***** RECORDS FOR THE EXERCISE *****

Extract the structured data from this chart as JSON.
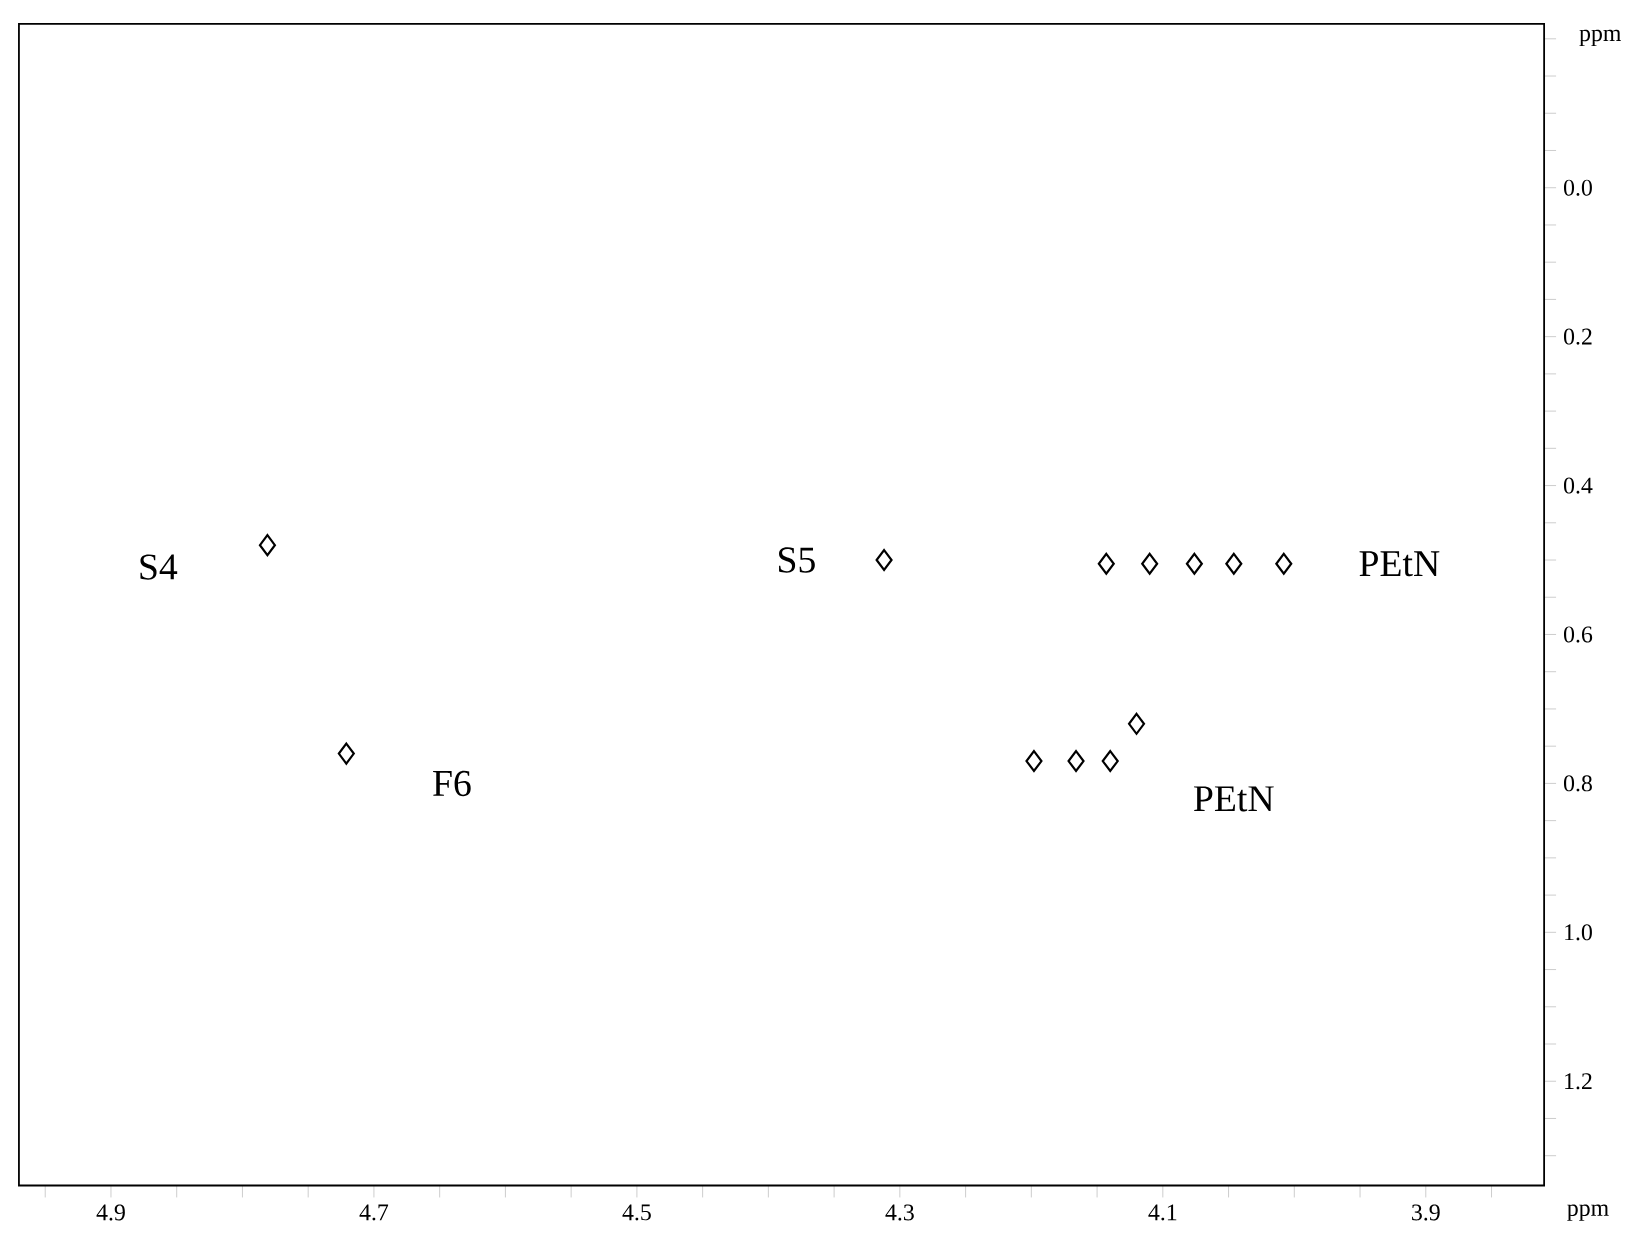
{
  "chart_data": {
    "type": "scatter",
    "xlabel": "ppm",
    "ylabel": "ppm",
    "x": [
      4.781,
      4.721,
      4.312,
      4.143,
      4.11,
      4.076,
      4.046,
      4.008,
      4.198,
      4.166,
      4.14,
      4.12
    ],
    "values": [
      0.48,
      0.76,
      0.5,
      0.505,
      0.505,
      0.505,
      0.505,
      0.505,
      0.77,
      0.77,
      0.77,
      0.72
    ],
    "color": "#000000",
    "marker": "diamond",
    "grid": false,
    "xlim": [
      4.97,
      3.81
    ],
    "ylim": [
      1.34,
      -0.22
    ],
    "xticks": [
      {
        "value": 4.95,
        "label": null
      },
      4.9,
      {
        "value": 4.85,
        "label": null
      },
      {
        "value": 4.8,
        "label": null
      },
      {
        "value": 4.75,
        "label": null
      },
      4.7,
      {
        "value": 4.65,
        "label": null
      },
      {
        "value": 4.6,
        "label": null
      },
      {
        "value": 4.55,
        "label": null
      },
      4.5,
      {
        "value": 4.45,
        "label": null
      },
      {
        "value": 4.4,
        "label": null
      },
      {
        "value": 4.35,
        "label": null
      },
      4.3,
      {
        "value": 4.25,
        "label": null
      },
      {
        "value": 4.2,
        "label": null
      },
      {
        "value": 4.15,
        "label": null
      },
      4.1,
      {
        "value": 4.05,
        "label": null
      },
      {
        "value": 4.0,
        "label": null
      },
      {
        "value": 3.95,
        "label": null
      },
      3.9,
      {
        "value": 3.85,
        "label": null
      }
    ],
    "yticks": [
      {
        "value": -0.2,
        "label": null
      },
      {
        "value": -0.15,
        "label": null
      },
      {
        "value": -0.1,
        "label": null
      },
      {
        "value": -0.05,
        "label": null
      },
      {
        "value": 0.0,
        "label": "0.0"
      },
      {
        "value": 0.05,
        "label": null
      },
      {
        "value": 0.1,
        "label": null
      },
      {
        "value": 0.15,
        "label": null
      },
      0.2,
      {
        "value": 0.25,
        "label": null
      },
      {
        "value": 0.3,
        "label": null
      },
      {
        "value": 0.35,
        "label": null
      },
      0.4,
      {
        "value": 0.45,
        "label": null
      },
      {
        "value": 0.5,
        "label": null
      },
      {
        "value": 0.55,
        "label": null
      },
      0.6,
      {
        "value": 0.65,
        "label": null
      },
      {
        "value": 0.7,
        "label": null
      },
      {
        "value": 0.75,
        "label": null
      },
      0.8,
      {
        "value": 0.85,
        "label": null
      },
      {
        "value": 0.9,
        "label": null
      },
      {
        "value": 0.95,
        "label": null
      },
      {
        "value": 1.0,
        "label": "1.0"
      },
      {
        "value": 1.05,
        "label": null
      },
      {
        "value": 1.1,
        "label": null
      },
      {
        "value": 1.15,
        "label": null
      },
      1.2,
      {
        "value": 1.25,
        "label": null
      },
      {
        "value": 1.3,
        "label": null
      }
    ],
    "annotations": [
      {
        "text": "S4",
        "x": 4.781,
        "y": 0.48
      },
      {
        "text": "F6",
        "x": 4.721,
        "y": 0.76
      },
      {
        "text": "S5",
        "x": 4.312,
        "y": 0.5
      },
      {
        "text": "PEtN",
        "x": 4.008,
        "y": 0.505
      },
      {
        "text": "PEtN",
        "x": 4.14,
        "y": 0.77
      }
    ]
  }
}
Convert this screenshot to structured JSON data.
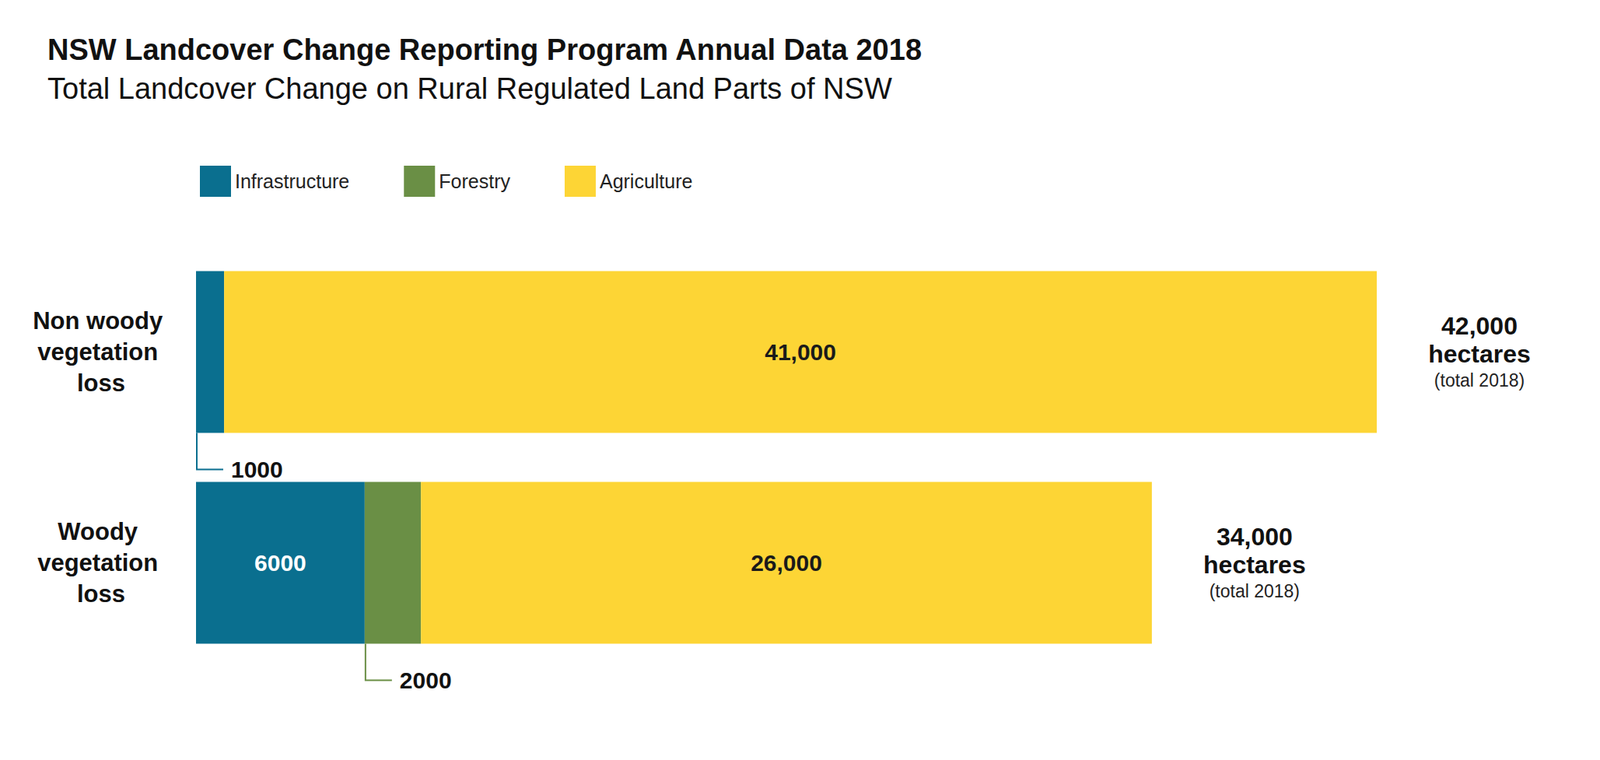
{
  "chart_data": {
    "type": "bar",
    "title": "NSW Landcover Change Reporting Program Annual Data 2018",
    "subtitle": "Total Landcover Change on Rural Regulated Land Parts of NSW",
    "orientation": "horizontal",
    "stacked": true,
    "data_labels": true,
    "tick_labels": false,
    "grid": false,
    "legend": "top-left",
    "categories": [
      "Non woody vegetation loss",
      "Woody vegetation loss"
    ],
    "series": [
      {
        "name": "Infrastructure",
        "color": "#0a6f8f",
        "values": [
          1000,
          6000
        ]
      },
      {
        "name": "Forestry",
        "color": "#6a8f45",
        "values": [
          null,
          2000
        ]
      },
      {
        "name": "Agriculture",
        "color": "#fdd535",
        "values": [
          41000,
          26000
        ],
        "value_labels": [
          "41,000",
          "26,000"
        ]
      }
    ],
    "xlim": [
      0,
      42000
    ],
    "totals": [
      42000,
      34000
    ],
    "total_labels": [
      "42,000",
      "34,000"
    ],
    "total_unit": "hectares",
    "total_note": "(total 2018)"
  }
}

*****

Transcribe all of the records above character for character. Exclude the pictures.

Extract the structured data from this chart as JSON.
{
  "chart_data": {
    "type": "scatter",
    "xlabel": "ppm",
    "ylabel": "ppm",
    "x": [
      4.781,
      4.721,
      4.312,
      4.143,
      4.11,
      4.076,
      4.046,
      4.008,
      4.198,
      4.166,
      4.14,
      4.12
    ],
    "values": [
      0.48,
      0.76,
      0.5,
      0.505,
      0.505,
      0.505,
      0.505,
      0.505,
      0.77,
      0.77,
      0.77,
      0.72
    ],
    "color": "#000000",
    "marker": "diamond",
    "grid": false,
    "xlim": [
      4.97,
      3.81
    ],
    "ylim": [
      1.34,
      -0.22
    ],
    "xticks": [
      {
        "value": 4.95,
        "label": null
      },
      4.9,
      {
        "value": 4.85,
        "label": null
      },
      {
        "value": 4.8,
        "label": null
      },
      {
        "value": 4.75,
        "label": null
      },
      4.7,
      {
        "value": 4.65,
        "label": null
      },
      {
        "value": 4.6,
        "label": null
      },
      {
        "value": 4.55,
        "label": null
      },
      4.5,
      {
        "value": 4.45,
        "label": null
      },
      {
        "value": 4.4,
        "label": null
      },
      {
        "value": 4.35,
        "label": null
      },
      4.3,
      {
        "value": 4.25,
        "label": null
      },
      {
        "value": 4.2,
        "label": null
      },
      {
        "value": 4.15,
        "label": null
      },
      4.1,
      {
        "value": 4.05,
        "label": null
      },
      {
        "value": 4.0,
        "label": null
      },
      {
        "value": 3.95,
        "label": null
      },
      3.9,
      {
        "value": 3.85,
        "label": null
      }
    ],
    "yticks": [
      {
        "value": -0.2,
        "label": null
      },
      {
        "value": -0.15,
        "label": null
      },
      {
        "value": -0.1,
        "label": null
      },
      {
        "value": -0.05,
        "label": null
      },
      {
        "value": 0.0,
        "label": "0.0"
      },
      {
        "value": 0.05,
        "label": null
      },
      {
        "value": 0.1,
        "label": null
      },
      {
        "value": 0.15,
        "label": null
      },
      0.2,
      {
        "value": 0.25,
        "label": null
      },
      {
        "value": 0.3,
        "label": null
      },
      {
        "value": 0.35,
        "label": null
      },
      0.4,
      {
        "value": 0.45,
        "label": null
      },
      {
        "value": 0.5,
        "label": null
      },
      {
        "value": 0.55,
        "label": null
      },
      0.6,
      {
        "value": 0.65,
        "label": null
      },
      {
        "value": 0.7,
        "label": null
      },
      {
        "value": 0.75,
        "label": null
      },
      0.8,
      {
        "value": 0.85,
        "label": null
      },
      {
        "value": 0.9,
        "label": null
      },
      {
        "value": 0.95,
        "label": null
      },
      {
        "value": 1.0,
        "label": "1.0"
      },
      {
        "value": 1.05,
        "label": null
      },
      {
        "value": 1.1,
        "label": null
      },
      {
        "value": 1.15,
        "label": null
      },
      1.2,
      {
        "value": 1.25,
        "label": null
      },
      {
        "value": 1.3,
        "label": null
      }
    ],
    "annotations": [
      {
        "text": "S4",
        "x": 4.781,
        "y": 0.48
      },
      {
        "text": "F6",
        "x": 4.721,
        "y": 0.76
      },
      {
        "text": "S5",
        "x": 4.312,
        "y": 0.5
      },
      {
        "text": "PEtN",
        "x": 4.008,
        "y": 0.505
      },
      {
        "text": "PEtN",
        "x": 4.14,
        "y": 0.77
      }
    ]
  }
}
Convert this screenshot to structured JSON data.
{
  "chart_data": {
    "type": "bar",
    "title": "NSW Landcover Change Reporting Program Annual Data 2018",
    "subtitle": "Total Landcover Change on Rural Regulated Land Parts of NSW",
    "orientation": "horizontal",
    "stacked": true,
    "data_labels": true,
    "tick_labels": false,
    "grid": false,
    "legend": "top-left",
    "categories": [
      "Non woody vegetation loss",
      "Woody vegetation loss"
    ],
    "series": [
      {
        "name": "Infrastructure",
        "color": "#0a6f8f",
        "values": [
          1000,
          6000
        ]
      },
      {
        "name": "Forestry",
        "color": "#6a8f45",
        "values": [
          null,
          2000
        ]
      },
      {
        "name": "Agriculture",
        "color": "#fdd535",
        "values": [
          41000,
          26000
        ],
        "value_labels": [
          "41,000",
          "26,000"
        ]
      }
    ],
    "xlim": [
      0,
      42000
    ],
    "totals": [
      42000,
      34000
    ],
    "total_labels": [
      "42,000",
      "34,000"
    ],
    "total_unit": "hectares",
    "total_note": "(total 2018)"
  }
}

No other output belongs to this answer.